● Task prompt: Extract all lines that hold "JSON" from the records below.
--- BEGIN Dataset rows ---
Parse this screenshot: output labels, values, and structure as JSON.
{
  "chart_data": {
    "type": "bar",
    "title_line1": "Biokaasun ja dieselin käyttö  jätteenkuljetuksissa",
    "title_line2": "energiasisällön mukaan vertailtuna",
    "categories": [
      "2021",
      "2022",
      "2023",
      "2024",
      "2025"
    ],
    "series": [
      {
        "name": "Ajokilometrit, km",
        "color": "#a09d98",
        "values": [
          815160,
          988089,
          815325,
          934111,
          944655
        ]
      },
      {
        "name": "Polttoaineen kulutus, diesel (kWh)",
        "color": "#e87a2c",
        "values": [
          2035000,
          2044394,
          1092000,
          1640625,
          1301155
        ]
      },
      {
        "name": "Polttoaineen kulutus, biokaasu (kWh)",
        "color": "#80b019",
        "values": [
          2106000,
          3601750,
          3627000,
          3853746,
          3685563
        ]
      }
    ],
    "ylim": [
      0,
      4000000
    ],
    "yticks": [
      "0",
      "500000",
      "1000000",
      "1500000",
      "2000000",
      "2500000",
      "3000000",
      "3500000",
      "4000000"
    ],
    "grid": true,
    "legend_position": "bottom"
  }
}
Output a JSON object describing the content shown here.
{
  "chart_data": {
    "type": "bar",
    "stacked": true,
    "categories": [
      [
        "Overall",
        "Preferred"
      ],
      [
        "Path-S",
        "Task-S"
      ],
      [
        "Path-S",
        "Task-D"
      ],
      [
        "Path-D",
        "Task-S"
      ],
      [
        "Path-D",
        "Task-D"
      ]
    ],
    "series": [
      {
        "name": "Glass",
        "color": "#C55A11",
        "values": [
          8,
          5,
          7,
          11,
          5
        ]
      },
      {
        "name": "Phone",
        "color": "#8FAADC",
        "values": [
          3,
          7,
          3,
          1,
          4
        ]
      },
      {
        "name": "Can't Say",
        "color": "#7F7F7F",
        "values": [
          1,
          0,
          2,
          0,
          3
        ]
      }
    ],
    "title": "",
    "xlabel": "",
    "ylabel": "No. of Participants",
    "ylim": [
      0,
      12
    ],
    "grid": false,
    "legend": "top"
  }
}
--- END Dataset rows ---
--- BEGIN Dataset rows ---
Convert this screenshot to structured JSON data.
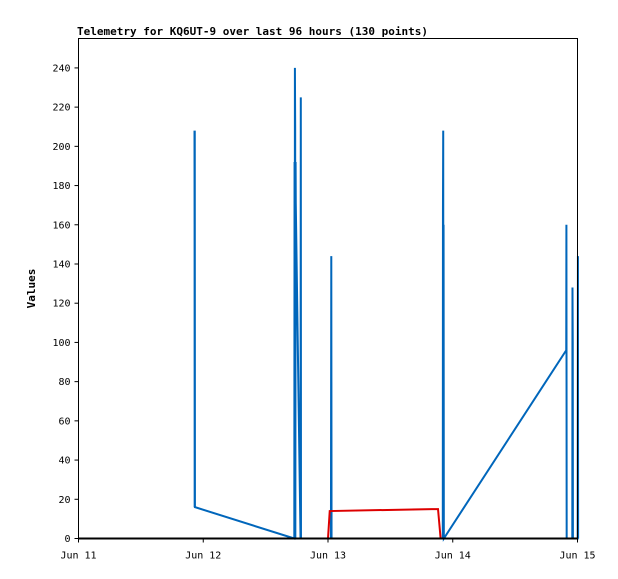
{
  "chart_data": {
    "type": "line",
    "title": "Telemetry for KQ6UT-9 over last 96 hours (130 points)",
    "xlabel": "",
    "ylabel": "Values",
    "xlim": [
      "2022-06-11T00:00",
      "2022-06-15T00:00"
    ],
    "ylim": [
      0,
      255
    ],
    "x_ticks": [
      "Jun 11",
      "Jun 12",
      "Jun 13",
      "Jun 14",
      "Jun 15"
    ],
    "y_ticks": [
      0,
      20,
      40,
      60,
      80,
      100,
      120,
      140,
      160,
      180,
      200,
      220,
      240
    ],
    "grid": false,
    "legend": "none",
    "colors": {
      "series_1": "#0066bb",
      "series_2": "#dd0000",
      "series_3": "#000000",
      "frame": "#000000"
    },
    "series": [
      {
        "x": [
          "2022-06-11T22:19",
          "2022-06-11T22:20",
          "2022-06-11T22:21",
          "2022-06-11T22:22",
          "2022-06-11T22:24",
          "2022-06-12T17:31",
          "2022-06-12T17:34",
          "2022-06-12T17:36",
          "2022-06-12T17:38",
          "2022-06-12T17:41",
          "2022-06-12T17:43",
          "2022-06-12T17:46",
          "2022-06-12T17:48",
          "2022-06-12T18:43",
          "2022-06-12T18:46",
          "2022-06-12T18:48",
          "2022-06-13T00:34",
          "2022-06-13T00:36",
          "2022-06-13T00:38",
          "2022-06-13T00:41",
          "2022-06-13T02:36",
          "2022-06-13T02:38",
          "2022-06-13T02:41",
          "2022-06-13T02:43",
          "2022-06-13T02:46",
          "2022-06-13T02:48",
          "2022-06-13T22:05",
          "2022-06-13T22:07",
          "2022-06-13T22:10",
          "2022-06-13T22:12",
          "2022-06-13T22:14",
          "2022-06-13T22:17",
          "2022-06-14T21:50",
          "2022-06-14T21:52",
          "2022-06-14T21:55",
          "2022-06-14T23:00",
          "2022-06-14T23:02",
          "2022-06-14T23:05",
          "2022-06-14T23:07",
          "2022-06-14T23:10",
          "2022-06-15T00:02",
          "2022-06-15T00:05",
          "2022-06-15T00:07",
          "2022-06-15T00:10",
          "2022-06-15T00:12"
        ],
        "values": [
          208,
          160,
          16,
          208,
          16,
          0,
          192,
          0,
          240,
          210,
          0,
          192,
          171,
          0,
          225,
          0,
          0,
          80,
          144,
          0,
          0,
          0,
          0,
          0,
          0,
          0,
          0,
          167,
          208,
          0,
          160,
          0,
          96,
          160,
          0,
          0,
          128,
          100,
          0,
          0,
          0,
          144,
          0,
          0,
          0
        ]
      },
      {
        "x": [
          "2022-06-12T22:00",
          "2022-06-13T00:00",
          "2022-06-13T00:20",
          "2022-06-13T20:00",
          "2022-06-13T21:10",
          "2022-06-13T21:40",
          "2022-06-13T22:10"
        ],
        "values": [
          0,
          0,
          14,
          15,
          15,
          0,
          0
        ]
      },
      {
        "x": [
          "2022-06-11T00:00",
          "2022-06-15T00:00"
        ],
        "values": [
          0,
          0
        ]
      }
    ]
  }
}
--- END Dataset rows ---
● Written answer:
Parse this screenshot: output labels, values, and structure as JSON.
Output a JSON object describing the content shown here.
Convert this screenshot to structured JSON data.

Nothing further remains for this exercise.